### Source material
start

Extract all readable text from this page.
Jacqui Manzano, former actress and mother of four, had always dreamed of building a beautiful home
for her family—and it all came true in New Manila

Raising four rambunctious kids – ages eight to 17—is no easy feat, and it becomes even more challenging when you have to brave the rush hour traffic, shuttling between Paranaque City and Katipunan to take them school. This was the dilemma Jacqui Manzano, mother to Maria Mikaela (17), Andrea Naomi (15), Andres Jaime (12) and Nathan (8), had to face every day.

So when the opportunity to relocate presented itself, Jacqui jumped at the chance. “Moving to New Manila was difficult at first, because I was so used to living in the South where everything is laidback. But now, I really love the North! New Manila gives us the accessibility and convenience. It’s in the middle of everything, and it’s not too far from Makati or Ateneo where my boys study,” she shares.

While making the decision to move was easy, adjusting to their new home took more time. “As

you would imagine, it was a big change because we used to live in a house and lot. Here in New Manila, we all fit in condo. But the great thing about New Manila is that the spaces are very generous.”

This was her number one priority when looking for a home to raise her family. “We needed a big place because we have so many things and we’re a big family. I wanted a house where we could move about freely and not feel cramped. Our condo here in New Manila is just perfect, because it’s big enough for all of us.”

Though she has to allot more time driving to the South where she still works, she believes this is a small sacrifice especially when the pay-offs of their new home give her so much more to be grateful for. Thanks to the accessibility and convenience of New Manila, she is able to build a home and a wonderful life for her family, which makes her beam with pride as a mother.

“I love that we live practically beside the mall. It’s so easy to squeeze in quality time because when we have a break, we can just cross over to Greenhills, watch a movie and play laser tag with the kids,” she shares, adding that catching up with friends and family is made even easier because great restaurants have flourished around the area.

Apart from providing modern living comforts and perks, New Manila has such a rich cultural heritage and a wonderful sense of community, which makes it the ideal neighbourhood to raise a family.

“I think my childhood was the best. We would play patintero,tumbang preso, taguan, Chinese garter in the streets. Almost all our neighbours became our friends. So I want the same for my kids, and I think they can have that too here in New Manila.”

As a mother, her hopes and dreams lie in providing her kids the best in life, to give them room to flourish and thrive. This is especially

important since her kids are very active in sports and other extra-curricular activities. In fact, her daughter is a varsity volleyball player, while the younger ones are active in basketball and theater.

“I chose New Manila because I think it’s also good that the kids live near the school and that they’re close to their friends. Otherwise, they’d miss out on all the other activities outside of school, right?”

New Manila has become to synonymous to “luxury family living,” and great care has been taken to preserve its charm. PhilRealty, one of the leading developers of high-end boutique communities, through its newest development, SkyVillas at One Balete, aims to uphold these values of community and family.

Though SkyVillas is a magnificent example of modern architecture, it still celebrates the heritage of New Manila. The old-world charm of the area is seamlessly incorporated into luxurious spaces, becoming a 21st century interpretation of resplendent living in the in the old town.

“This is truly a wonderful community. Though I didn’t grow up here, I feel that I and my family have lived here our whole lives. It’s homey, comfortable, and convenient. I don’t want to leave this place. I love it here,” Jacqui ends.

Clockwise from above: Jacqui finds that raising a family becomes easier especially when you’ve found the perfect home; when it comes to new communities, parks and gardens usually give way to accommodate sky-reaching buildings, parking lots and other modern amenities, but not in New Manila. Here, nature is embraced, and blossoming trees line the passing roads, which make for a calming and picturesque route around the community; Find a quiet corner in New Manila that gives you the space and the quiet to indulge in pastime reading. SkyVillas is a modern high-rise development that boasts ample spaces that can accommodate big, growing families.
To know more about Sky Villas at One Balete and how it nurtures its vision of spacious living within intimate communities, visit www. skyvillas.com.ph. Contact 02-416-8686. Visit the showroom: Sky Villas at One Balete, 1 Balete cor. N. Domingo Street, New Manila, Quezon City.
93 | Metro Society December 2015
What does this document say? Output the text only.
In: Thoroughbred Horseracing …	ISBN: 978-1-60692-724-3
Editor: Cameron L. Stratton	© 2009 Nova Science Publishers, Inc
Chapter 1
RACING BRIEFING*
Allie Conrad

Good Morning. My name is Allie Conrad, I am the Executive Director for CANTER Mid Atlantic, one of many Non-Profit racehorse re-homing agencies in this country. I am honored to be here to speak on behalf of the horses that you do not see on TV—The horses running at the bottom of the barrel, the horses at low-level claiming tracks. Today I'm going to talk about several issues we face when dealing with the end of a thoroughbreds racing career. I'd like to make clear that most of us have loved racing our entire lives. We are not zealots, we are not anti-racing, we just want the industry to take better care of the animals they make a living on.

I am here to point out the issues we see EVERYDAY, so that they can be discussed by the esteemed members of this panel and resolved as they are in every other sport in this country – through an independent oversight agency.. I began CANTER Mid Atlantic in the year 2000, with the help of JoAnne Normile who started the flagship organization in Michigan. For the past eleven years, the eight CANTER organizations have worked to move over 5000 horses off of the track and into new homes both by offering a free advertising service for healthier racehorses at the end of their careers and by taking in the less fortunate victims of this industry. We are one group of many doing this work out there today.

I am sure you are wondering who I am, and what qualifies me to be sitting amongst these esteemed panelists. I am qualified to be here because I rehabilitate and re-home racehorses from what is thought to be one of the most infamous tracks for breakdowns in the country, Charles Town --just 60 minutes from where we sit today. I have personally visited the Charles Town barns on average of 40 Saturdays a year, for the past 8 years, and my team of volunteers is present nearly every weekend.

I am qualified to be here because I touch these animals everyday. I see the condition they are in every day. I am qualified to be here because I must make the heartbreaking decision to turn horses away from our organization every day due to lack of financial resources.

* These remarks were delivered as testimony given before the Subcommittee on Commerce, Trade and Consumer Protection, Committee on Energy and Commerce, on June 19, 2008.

end

### Instructions to follow
Copy out every line of the material above that mentions the word "Manzano".

### Expected answer
Jacqui Manzano, former actress and mother of four, had always dreamed of building a beautiful home
Raising four rambunctious kids – ages eight to 17—is no easy feat, and it becomes even more challenging when you have to brave the rush hour traffic, shuttling between Paranaque City and Katipunan to take them school. This was the dilemma Jacqui Manzano, mother to Maria Mikaela (17), Andrea Naomi (15), Andres Jaime (12) and Nathan (8), had to face every day.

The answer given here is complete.